═══ PROVIDED RECORDS ═══

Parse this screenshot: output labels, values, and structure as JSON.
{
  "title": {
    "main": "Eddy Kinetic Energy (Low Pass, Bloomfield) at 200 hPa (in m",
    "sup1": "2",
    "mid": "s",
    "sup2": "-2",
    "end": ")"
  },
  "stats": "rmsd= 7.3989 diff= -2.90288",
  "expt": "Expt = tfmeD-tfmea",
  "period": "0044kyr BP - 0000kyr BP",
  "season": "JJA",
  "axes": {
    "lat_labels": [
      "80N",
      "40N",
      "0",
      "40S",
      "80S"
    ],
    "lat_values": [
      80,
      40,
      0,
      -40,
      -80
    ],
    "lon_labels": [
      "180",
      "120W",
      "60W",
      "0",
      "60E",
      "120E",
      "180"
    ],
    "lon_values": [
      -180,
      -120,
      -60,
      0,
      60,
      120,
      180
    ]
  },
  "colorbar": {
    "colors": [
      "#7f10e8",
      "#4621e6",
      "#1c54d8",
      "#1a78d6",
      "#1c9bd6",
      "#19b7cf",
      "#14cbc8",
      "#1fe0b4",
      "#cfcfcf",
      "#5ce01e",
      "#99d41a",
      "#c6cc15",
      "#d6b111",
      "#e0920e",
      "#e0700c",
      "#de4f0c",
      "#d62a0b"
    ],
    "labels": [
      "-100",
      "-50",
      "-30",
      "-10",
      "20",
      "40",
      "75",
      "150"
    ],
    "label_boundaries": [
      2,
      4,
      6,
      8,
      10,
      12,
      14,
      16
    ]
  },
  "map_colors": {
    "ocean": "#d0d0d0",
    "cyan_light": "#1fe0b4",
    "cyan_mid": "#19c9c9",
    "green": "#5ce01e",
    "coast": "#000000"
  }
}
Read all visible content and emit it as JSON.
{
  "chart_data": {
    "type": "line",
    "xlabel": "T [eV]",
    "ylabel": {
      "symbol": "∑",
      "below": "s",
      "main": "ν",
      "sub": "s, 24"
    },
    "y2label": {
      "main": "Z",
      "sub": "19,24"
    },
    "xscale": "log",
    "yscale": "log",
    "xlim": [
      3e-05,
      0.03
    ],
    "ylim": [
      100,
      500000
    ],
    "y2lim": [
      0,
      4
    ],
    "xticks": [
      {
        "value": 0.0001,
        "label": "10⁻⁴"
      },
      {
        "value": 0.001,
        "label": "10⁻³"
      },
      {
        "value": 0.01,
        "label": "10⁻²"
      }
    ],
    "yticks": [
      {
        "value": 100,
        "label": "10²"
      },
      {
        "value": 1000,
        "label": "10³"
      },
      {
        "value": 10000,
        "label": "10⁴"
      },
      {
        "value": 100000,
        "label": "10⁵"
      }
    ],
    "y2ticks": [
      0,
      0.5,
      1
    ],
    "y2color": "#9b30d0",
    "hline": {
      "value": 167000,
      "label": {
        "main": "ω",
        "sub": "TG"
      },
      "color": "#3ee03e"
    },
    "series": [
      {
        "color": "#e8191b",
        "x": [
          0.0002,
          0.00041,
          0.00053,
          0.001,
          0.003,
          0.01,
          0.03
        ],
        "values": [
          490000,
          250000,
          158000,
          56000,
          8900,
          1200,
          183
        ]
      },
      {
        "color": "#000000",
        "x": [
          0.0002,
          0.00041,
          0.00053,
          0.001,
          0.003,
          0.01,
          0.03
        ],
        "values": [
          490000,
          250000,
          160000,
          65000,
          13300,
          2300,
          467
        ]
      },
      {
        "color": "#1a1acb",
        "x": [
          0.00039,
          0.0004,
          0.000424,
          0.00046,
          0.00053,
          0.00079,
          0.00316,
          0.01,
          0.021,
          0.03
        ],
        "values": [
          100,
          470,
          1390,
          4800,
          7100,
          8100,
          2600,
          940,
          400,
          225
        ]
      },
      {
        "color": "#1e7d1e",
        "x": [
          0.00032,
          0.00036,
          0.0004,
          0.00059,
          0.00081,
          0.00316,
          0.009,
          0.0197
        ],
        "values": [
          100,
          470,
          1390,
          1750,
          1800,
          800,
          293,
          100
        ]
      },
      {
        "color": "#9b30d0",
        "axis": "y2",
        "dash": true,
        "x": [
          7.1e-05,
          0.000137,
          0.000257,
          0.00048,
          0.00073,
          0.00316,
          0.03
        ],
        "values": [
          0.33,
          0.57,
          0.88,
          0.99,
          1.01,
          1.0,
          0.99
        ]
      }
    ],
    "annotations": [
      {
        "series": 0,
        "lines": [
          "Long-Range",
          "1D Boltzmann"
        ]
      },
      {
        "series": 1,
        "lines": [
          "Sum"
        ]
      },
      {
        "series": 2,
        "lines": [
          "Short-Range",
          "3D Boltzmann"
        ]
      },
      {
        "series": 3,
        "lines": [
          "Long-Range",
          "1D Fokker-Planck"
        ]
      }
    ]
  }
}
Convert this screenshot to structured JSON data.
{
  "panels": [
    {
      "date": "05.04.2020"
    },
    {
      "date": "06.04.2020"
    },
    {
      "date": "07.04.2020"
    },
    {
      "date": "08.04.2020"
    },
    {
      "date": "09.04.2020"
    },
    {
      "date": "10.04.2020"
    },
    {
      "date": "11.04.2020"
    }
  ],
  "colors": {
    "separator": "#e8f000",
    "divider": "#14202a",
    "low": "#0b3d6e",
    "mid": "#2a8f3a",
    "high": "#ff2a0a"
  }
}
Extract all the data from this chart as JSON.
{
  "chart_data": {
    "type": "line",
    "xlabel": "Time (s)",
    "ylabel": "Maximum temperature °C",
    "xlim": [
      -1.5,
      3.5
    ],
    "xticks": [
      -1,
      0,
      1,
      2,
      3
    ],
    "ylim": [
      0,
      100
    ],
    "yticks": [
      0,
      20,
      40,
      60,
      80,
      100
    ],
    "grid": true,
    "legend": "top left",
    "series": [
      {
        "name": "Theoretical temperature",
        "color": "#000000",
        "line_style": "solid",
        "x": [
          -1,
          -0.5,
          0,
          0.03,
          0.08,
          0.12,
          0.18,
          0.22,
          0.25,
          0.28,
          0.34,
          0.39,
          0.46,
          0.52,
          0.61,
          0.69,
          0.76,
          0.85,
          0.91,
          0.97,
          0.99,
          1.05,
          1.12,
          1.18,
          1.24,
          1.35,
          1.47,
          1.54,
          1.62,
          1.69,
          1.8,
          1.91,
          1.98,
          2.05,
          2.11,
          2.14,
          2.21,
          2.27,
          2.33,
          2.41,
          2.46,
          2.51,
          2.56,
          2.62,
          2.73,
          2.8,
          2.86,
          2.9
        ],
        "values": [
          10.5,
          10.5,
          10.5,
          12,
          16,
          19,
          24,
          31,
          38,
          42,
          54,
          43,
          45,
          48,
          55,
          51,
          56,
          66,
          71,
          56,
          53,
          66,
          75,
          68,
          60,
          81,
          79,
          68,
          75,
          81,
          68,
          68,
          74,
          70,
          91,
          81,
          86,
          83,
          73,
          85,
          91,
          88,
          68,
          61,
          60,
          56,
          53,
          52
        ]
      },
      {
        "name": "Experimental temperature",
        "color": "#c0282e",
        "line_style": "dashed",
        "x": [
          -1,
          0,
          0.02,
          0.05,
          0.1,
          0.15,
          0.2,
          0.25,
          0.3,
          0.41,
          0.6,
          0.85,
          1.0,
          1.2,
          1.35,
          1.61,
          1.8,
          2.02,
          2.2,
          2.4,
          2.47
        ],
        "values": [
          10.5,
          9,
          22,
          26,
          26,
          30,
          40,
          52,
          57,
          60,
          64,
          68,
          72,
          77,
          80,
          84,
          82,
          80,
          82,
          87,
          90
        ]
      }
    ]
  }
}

═══

Repeat every entry exactly as written above.

Parse this screenshot: output labels, values, and structure as JSON.
{
  "title": {
    "main": "Eddy Kinetic Energy (Low Pass, Bloomfield) at 200 hPa (in m",
    "sup1": "2",
    "mid": "s",
    "sup2": "-2",
    "end": ")"
  },
  "stats": "rmsd= 7.3989 diff= -2.90288",
  "expt": "Expt = tfmeD-tfmea",
  "period": "0044kyr BP - 0000kyr BP",
  "season": "JJA",
  "axes": {
    "lat_labels": [
      "80N",
      "40N",
      "0",
      "40S",
      "80S"
    ],
    "lat_values": [
      80,
      40,
      0,
      -40,
      -80
    ],
    "lon_labels": [
      "180",
      "120W",
      "60W",
      "0",
      "60E",
      "120E",
      "180"
    ],
    "lon_values": [
      -180,
      -120,
      -60,
      0,
      60,
      120,
      180
    ]
  },
  "colorbar": {
    "colors": [
      "#7f10e8",
      "#4621e6",
      "#1c54d8",
      "#1a78d6",
      "#1c9bd6",
      "#19b7cf",
      "#14cbc8",
      "#1fe0b4",
      "#cfcfcf",
      "#5ce01e",
      "#99d41a",
      "#c6cc15",
      "#d6b111",
      "#e0920e",
      "#e0700c",
      "#de4f0c",
      "#d62a0b"
    ],
    "labels": [
      "-100",
      "-50",
      "-30",
      "-10",
      "20",
      "40",
      "75",
      "150"
    ],
    "label_boundaries": [
      2,
      4,
      6,
      8,
      10,
      12,
      14,
      16
    ]
  },
  "map_colors": {
    "ocean": "#d0d0d0",
    "cyan_light": "#1fe0b4",
    "cyan_mid": "#19c9c9",
    "green": "#5ce01e",
    "coast": "#000000"
  }
}
Read all visible content and emit it as JSON.
{
  "chart_data": {
    "type": "line",
    "xlabel": "T [eV]",
    "ylabel": {
      "symbol": "∑",
      "below": "s",
      "main": "ν",
      "sub": "s, 24"
    },
    "y2label": {
      "main": "Z",
      "sub": "19,24"
    },
    "xscale": "log",
    "yscale": "log",
    "xlim": [
      3e-05,
      0.03
    ],
    "ylim": [
      100,
      500000
    ],
    "y2lim": [
      0,
      4
    ],
    "xticks": [
      {
        "value": 0.0001,
        "label": "10⁻⁴"
      },
      {
        "value": 0.001,
        "label": "10⁻³"
      },
      {
        "value": 0.01,
        "label": "10⁻²"
      }
    ],
    "yticks": [
      {
        "value": 100,
        "label": "10²"
      },
      {
        "value": 1000,
        "label": "10³"
      },
      {
        "value": 10000,
        "label": "10⁴"
      },
      {
        "value": 100000,
        "label": "10⁵"
      }
    ],
    "y2ticks": [
      0,
      0.5,
      1
    ],
    "y2color": "#9b30d0",
    "hline": {
      "value": 167000,
      "label": {
        "main": "ω",
        "sub": "TG"
      },
      "color": "#3ee03e"
    },
    "series": [
      {
        "color": "#e8191b",
        "x": [
          0.0002,
          0.00041,
          0.00053,
          0.001,
          0.003,
          0.01,
          0.03
        ],
        "values": [
          490000,
          250000,
          158000,
          56000,
          8900,
          1200,
          183
        ]
      },
      {
        "color": "#000000",
        "x": [
          0.0002,
          0.00041,
          0.00053,
          0.001,
          0.003,
          0.01,
          0.03
        ],
        "values": [
          490000,
          250000,
          160000,
          65000,
          13300,
          2300,
          467
        ]
      },
      {
        "color": "#1a1acb",
        "x": [
          0.00039,
          0.0004,
          0.000424,
          0.00046,
          0.00053,
          0.00079,
          0.00316,
          0.01,
          0.021,
          0.03
        ],
        "values": [
          100,
          470,
          1390,
          4800,
          7100,
          8100,
          2600,
          940,
          400,
          225
        ]
      },
      {
        "color": "#1e7d1e",
        "x": [
          0.00032,
          0.00036,
          0.0004,
          0.00059,
          0.00081,
          0.00316,
          0.009,
          0.0197
        ],
        "values": [
          100,
          470,
          1390,
          1750,
          1800,
          800,
          293,
          100
        ]
      },
      {
        "color": "#9b30d0",
        "axis": "y2",
        "dash": true,
        "x": [
          7.1e-05,
          0.000137,
          0.000257,
          0.00048,
          0.00073,
          0.00316,
          0.03
        ],
        "values": [
          0.33,
          0.57,
          0.88,
          0.99,
          1.01,
          1.0,
          0.99
        ]
      }
    ],
    "annotations": [
      {
        "series": 0,
        "lines": [
          "Long-Range",
          "1D Boltzmann"
        ]
      },
      {
        "series": 1,
        "lines": [
          "Sum"
        ]
      },
      {
        "series": 2,
        "lines": [
          "Short-Range",
          "3D Boltzmann"
        ]
      },
      {
        "series": 3,
        "lines": [
          "Long-Range",
          "1D Fokker-Planck"
        ]
      }
    ]
  }
}
Convert this screenshot to structured JSON data.
{
  "panels": [
    {
      "date": "05.04.2020"
    },
    {
      "date": "06.04.2020"
    },
    {
      "date": "07.04.2020"
    },
    {
      "date": "08.04.2020"
    },
    {
      "date": "09.04.2020"
    },
    {
      "date": "10.04.2020"
    },
    {
      "date": "11.04.2020"
    }
  ],
  "colors": {
    "separator": "#e8f000",
    "divider": "#14202a",
    "low": "#0b3d6e",
    "mid": "#2a8f3a",
    "high": "#ff2a0a"
  }
}
Extract all the data from this chart as JSON.
{
  "chart_data": {
    "type": "line",
    "xlabel": "Time (s)",
    "ylabel": "Maximum temperature °C",
    "xlim": [
      -1.5,
      3.5
    ],
    "xticks": [
      -1,
      0,
      1,
      2,
      3
    ],
    "ylim": [
      0,
      100
    ],
    "yticks": [
      0,
      20,
      40,
      60,
      80,
      100
    ],
    "grid": true,
    "legend": "top left",
    "series": [
      {
        "name": "Theoretical temperature",
        "color": "#000000",
        "line_style": "solid",
        "x": [
          -1,
          -0.5,
          0,
          0.03,
          0.08,
          0.12,
          0.18,
          0.22,
          0.25,
          0.28,
          0.34,
          0.39,
          0.46,
          0.52,
          0.61,
          0.69,
          0.76,
          0.85,
          0.91,
          0.97,
          0.99,
          1.05,
          1.12,
          1.18,
          1.24,
          1.35,
          1.47,
          1.54,
          1.62,
          1.69,
          1.8,
          1.91,
          1.98,
          2.05,
          2.11,
          2.14,
          2.21,
          2.27,
          2.33,
          2.41,
          2.46,
          2.51,
          2.56,
          2.62,
          2.73,
          2.8,
          2.86,
          2.9
        ],
        "values": [
          10.5,
          10.5,
          10.5,
          12,
          16,
          19,
          24,
          31,
          38,
          42,
          54,
          43,
          45,
          48,
          55,
          51,
          56,
          66,
          71,
          56,
          53,
          66,
          75,
          68,
          60,
          81,
          79,
          68,
          75,
          81,
          68,
          68,
          74,
          70,
          91,
          81,
          86,
          83,
          73,
          85,
          91,
          88,
          68,
          61,
          60,
          56,
          53,
          52
        ]
      },
      {
        "name": "Experimental temperature",
        "color": "#c0282e",
        "line_style": "dashed",
        "x": [
          -1,
          0,
          0.02,
          0.05,
          0.1,
          0.15,
          0.2,
          0.25,
          0.3,
          0.41,
          0.6,
          0.85,
          1.0,
          1.2,
          1.35,
          1.61,
          1.8,
          2.02,
          2.2,
          2.4,
          2.47
        ],
        "values": [
          10.5,
          9,
          22,
          26,
          26,
          30,
          40,
          52,
          57,
          60,
          64,
          68,
          72,
          77,
          80,
          84,
          82,
          80,
          82,
          87,
          90
        ]
      }
    ]
  }
}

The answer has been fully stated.